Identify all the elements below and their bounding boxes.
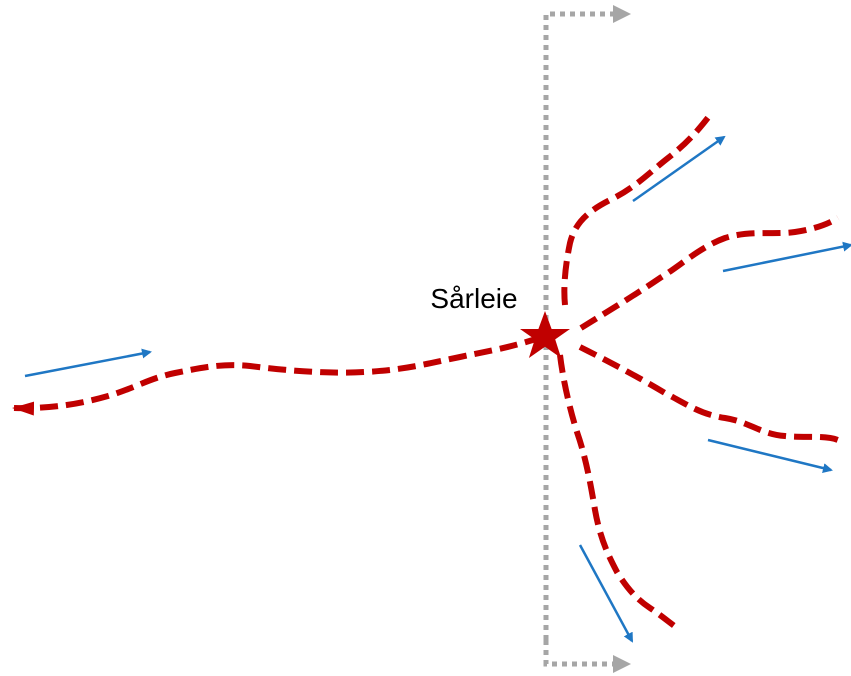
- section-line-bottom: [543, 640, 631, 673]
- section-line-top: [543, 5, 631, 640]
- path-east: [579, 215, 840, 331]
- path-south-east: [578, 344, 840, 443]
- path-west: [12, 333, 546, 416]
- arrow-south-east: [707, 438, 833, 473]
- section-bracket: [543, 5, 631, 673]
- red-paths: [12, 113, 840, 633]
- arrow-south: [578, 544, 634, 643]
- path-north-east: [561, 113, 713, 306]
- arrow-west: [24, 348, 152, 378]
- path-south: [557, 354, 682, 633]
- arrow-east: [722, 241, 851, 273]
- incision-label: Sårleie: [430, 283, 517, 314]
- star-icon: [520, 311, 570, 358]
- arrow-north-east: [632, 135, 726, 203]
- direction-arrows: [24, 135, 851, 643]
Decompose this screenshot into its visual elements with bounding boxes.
• • • •
SET PROBLEM
Change "bounding boxes" to "box coordinates" throughout the listing above and give its lines again with nothing else altered. Leave the pictures out of your answer.

TASK OUTPUT
Identify all the elements below and their box coordinates.
- section-line-bottom: [543, 640, 631, 673]
- section-line-top: [543, 5, 631, 640]
- path-east: [579, 215, 840, 331]
- path-south-east: [578, 344, 840, 443]
- path-west: [12, 333, 546, 416]
- arrow-south-east: [707, 438, 833, 473]
- section-bracket: [543, 5, 631, 673]
- red-paths: [12, 113, 840, 633]
- arrow-south: [578, 544, 634, 643]
- path-north-east: [561, 113, 713, 306]
- arrow-west: [24, 348, 152, 378]
- path-south: [557, 354, 682, 633]
- arrow-east: [722, 241, 851, 273]
- incision-label: Sårleie: [430, 283, 517, 314]
- star-icon: [520, 311, 570, 358]
- arrow-north-east: [632, 135, 726, 203]
- direction-arrows: [24, 135, 851, 643]
Decompose this screenshot into its visual elements with box coordinates.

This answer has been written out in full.